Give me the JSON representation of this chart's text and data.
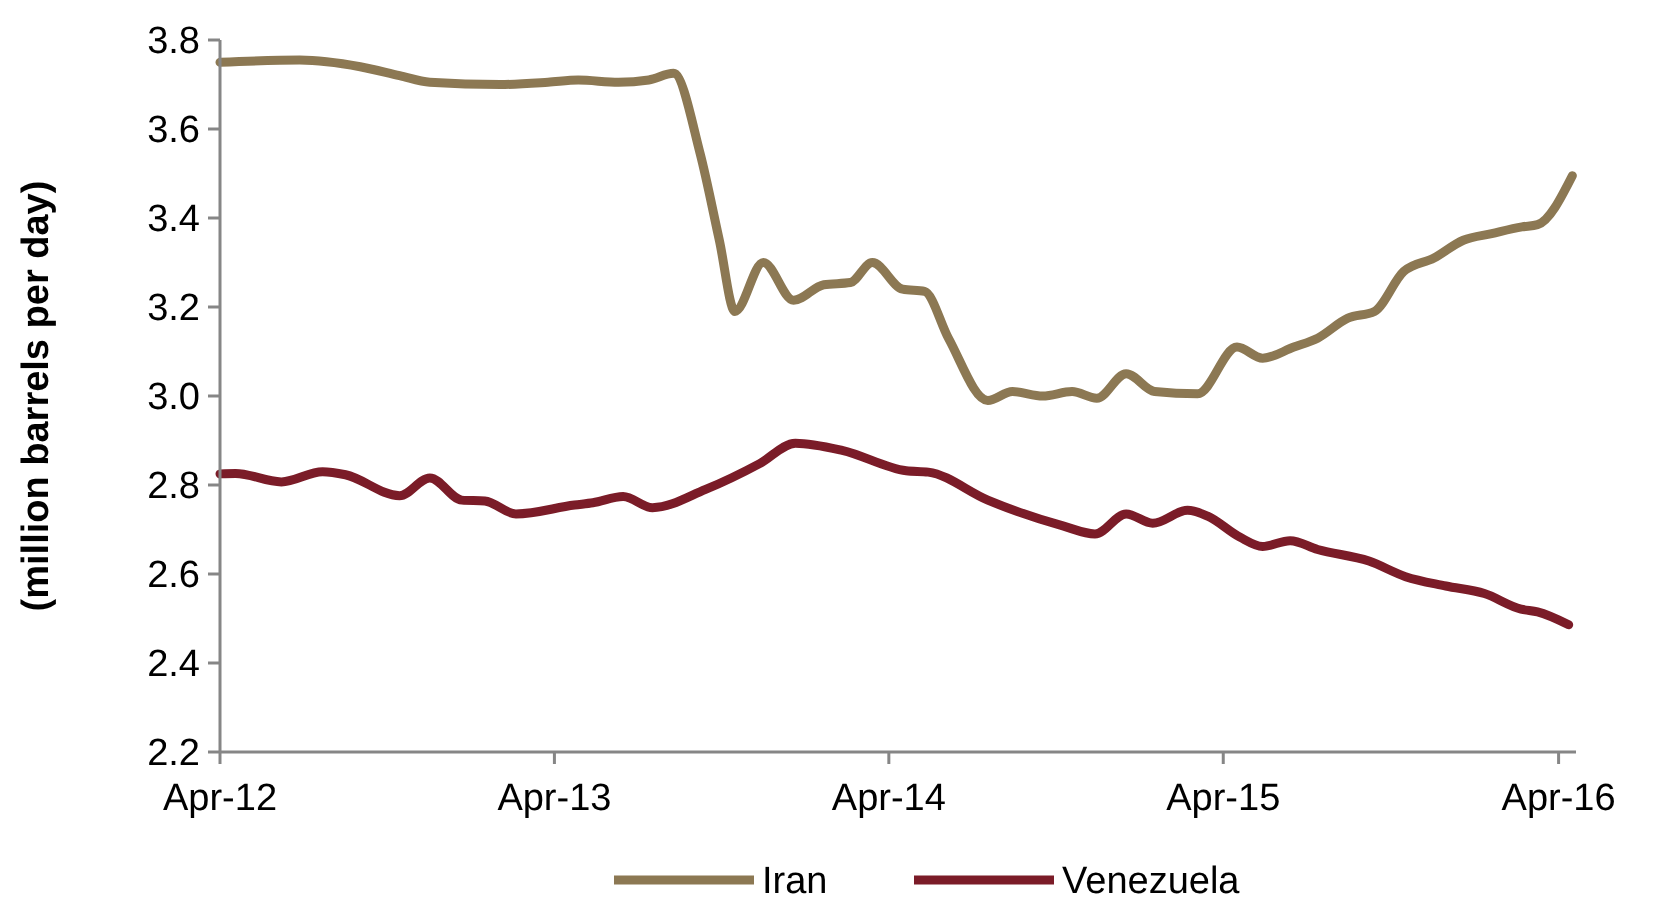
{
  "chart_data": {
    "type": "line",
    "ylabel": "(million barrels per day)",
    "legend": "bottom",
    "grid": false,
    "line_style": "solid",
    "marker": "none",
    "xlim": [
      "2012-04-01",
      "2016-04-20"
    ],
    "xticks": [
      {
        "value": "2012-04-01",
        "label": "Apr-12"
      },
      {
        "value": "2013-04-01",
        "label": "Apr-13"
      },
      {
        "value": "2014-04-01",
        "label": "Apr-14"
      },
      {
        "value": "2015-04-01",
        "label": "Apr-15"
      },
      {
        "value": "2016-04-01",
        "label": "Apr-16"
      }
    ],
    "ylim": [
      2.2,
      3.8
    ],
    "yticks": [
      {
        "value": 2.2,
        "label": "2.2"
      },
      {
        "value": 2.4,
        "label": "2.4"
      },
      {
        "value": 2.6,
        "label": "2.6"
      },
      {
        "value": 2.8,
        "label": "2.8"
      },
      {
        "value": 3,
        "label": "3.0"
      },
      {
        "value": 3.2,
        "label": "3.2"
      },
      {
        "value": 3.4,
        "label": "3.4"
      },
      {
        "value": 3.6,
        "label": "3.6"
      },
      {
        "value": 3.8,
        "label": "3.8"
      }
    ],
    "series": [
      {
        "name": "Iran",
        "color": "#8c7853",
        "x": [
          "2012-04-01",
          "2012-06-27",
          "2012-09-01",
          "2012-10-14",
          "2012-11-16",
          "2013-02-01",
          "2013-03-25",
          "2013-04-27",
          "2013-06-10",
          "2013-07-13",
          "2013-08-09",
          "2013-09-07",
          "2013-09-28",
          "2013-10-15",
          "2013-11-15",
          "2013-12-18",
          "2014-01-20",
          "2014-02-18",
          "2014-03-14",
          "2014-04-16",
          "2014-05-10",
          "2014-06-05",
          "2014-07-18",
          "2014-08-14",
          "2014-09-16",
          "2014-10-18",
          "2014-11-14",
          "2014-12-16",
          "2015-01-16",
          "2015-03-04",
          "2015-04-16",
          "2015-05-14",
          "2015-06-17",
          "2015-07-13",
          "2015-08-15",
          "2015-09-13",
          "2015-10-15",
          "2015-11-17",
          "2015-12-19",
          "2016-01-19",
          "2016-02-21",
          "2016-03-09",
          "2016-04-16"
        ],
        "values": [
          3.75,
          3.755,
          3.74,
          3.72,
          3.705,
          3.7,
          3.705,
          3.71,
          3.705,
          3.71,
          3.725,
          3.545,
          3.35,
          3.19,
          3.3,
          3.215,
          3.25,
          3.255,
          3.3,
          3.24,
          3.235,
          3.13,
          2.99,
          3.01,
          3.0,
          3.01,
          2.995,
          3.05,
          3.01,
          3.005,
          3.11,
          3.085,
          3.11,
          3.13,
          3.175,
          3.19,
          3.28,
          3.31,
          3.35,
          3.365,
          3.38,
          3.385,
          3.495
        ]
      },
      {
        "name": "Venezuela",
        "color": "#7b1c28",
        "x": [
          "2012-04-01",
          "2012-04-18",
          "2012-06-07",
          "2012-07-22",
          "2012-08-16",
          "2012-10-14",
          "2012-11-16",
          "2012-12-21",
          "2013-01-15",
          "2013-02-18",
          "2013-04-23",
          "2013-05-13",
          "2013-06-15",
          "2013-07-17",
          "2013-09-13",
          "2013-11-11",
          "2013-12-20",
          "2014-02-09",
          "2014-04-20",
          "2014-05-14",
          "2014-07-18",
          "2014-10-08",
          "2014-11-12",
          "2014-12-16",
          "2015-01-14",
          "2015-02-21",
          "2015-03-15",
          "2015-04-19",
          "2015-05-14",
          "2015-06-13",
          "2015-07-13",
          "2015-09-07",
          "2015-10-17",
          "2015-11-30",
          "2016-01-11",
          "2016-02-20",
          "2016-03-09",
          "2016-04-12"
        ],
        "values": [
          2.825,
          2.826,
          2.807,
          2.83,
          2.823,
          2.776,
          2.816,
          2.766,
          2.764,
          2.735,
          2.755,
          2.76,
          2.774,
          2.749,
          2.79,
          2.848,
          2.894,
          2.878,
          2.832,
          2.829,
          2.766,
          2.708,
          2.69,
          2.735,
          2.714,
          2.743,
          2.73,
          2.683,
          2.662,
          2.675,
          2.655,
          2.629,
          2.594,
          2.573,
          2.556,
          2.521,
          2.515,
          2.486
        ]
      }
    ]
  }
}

==

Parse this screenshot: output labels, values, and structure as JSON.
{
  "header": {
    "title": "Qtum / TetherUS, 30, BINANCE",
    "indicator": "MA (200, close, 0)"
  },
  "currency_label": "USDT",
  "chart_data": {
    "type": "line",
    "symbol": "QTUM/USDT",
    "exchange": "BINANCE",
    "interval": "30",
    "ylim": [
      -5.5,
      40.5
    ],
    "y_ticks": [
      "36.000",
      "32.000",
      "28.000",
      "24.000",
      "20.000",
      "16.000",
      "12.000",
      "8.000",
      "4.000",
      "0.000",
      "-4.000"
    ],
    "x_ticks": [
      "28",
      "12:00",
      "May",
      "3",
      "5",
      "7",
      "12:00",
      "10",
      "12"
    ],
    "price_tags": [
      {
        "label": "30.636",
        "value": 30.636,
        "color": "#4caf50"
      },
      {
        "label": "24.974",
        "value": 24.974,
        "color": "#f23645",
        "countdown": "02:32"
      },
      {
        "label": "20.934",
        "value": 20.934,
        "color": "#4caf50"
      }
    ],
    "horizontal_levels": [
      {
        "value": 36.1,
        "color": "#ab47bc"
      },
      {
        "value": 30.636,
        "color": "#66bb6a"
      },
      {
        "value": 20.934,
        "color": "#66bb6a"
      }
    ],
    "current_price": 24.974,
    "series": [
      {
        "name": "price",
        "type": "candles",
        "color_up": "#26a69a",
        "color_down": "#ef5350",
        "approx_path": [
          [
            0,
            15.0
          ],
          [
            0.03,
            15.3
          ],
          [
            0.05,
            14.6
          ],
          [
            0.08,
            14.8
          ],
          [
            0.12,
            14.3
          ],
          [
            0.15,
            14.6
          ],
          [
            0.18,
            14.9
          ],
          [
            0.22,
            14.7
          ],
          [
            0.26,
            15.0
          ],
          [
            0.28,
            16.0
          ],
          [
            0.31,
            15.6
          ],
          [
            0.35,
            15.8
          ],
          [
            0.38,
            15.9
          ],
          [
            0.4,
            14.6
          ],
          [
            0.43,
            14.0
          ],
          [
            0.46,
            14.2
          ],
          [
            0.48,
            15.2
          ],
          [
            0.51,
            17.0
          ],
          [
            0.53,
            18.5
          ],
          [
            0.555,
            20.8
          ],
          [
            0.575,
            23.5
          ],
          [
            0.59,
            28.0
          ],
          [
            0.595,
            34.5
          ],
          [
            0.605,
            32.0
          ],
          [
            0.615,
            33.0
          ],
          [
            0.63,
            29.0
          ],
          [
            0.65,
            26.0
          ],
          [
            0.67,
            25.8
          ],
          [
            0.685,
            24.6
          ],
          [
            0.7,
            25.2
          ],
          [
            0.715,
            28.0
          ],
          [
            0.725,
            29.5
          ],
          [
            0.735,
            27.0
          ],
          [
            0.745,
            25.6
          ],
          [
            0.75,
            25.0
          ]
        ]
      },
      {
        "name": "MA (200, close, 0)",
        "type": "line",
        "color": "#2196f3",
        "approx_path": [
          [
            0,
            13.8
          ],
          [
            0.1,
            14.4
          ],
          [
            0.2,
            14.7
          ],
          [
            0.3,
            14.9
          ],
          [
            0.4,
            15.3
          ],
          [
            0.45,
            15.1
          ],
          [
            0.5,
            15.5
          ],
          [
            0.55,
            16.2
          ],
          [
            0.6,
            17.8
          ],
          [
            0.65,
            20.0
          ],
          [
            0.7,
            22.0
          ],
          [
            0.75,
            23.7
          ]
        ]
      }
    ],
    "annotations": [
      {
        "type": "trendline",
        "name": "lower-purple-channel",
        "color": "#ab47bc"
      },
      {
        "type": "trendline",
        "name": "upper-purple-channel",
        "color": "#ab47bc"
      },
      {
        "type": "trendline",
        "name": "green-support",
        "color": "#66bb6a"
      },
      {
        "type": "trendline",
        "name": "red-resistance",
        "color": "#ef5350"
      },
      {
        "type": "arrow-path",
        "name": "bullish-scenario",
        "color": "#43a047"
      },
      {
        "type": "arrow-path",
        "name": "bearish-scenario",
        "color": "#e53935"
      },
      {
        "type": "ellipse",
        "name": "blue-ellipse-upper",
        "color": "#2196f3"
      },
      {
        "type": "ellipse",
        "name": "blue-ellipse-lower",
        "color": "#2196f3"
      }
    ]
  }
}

---

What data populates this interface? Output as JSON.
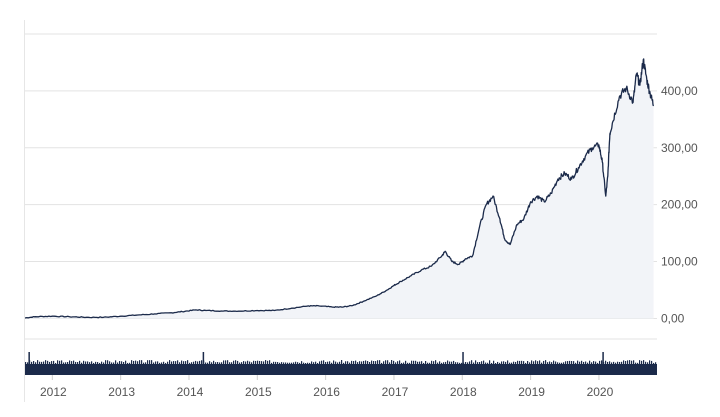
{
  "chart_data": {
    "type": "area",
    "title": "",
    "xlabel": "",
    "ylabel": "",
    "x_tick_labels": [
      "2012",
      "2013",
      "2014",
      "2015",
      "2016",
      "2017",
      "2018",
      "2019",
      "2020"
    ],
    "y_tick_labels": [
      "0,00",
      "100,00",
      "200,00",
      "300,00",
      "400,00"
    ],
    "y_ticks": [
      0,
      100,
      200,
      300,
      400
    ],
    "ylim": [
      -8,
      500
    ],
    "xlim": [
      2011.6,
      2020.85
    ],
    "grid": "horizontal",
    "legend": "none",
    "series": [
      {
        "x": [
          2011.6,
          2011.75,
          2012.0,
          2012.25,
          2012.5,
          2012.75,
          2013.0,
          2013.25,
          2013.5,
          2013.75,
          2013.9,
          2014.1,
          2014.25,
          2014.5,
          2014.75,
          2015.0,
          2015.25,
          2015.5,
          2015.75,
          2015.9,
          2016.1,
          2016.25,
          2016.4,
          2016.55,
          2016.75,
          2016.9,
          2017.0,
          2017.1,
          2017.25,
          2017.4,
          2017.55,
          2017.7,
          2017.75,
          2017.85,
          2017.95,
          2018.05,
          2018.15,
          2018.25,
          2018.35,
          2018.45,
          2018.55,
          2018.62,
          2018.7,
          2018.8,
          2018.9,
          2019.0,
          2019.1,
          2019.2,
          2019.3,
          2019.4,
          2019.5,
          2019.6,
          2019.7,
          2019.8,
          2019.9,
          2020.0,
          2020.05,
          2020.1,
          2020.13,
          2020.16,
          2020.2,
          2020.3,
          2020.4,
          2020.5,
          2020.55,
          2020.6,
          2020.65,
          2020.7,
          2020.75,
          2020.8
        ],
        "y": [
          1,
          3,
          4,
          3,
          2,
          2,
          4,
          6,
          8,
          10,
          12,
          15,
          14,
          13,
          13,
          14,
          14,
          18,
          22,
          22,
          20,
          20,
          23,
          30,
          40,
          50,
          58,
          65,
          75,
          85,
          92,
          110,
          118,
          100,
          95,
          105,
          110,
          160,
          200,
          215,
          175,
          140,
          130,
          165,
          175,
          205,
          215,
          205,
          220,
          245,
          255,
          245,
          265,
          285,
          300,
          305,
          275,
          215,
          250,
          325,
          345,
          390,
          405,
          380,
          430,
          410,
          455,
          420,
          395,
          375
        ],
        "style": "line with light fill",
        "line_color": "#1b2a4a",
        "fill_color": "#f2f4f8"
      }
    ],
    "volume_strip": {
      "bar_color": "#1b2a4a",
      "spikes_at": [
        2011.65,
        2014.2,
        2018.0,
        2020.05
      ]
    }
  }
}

### WORK TO BE COMPLETED
Pull out each line of the listing that holds the string "name".

### RESPONSE TO THE EXERCISE
        "name": "Iran",
        "name": "Venezuela",
        "name": "price",
        "name": "MA (200, close, 0)",
        "name": "lower-purple-channel",
        "name": "upper-purple-channel",
        "name": "green-support",
        "name": "red-resistance",
        "name": "bullish-scenario",
        "name": "bearish-scenario",
        "name": "blue-ellipse-upper",
        "name": "blue-ellipse-lower",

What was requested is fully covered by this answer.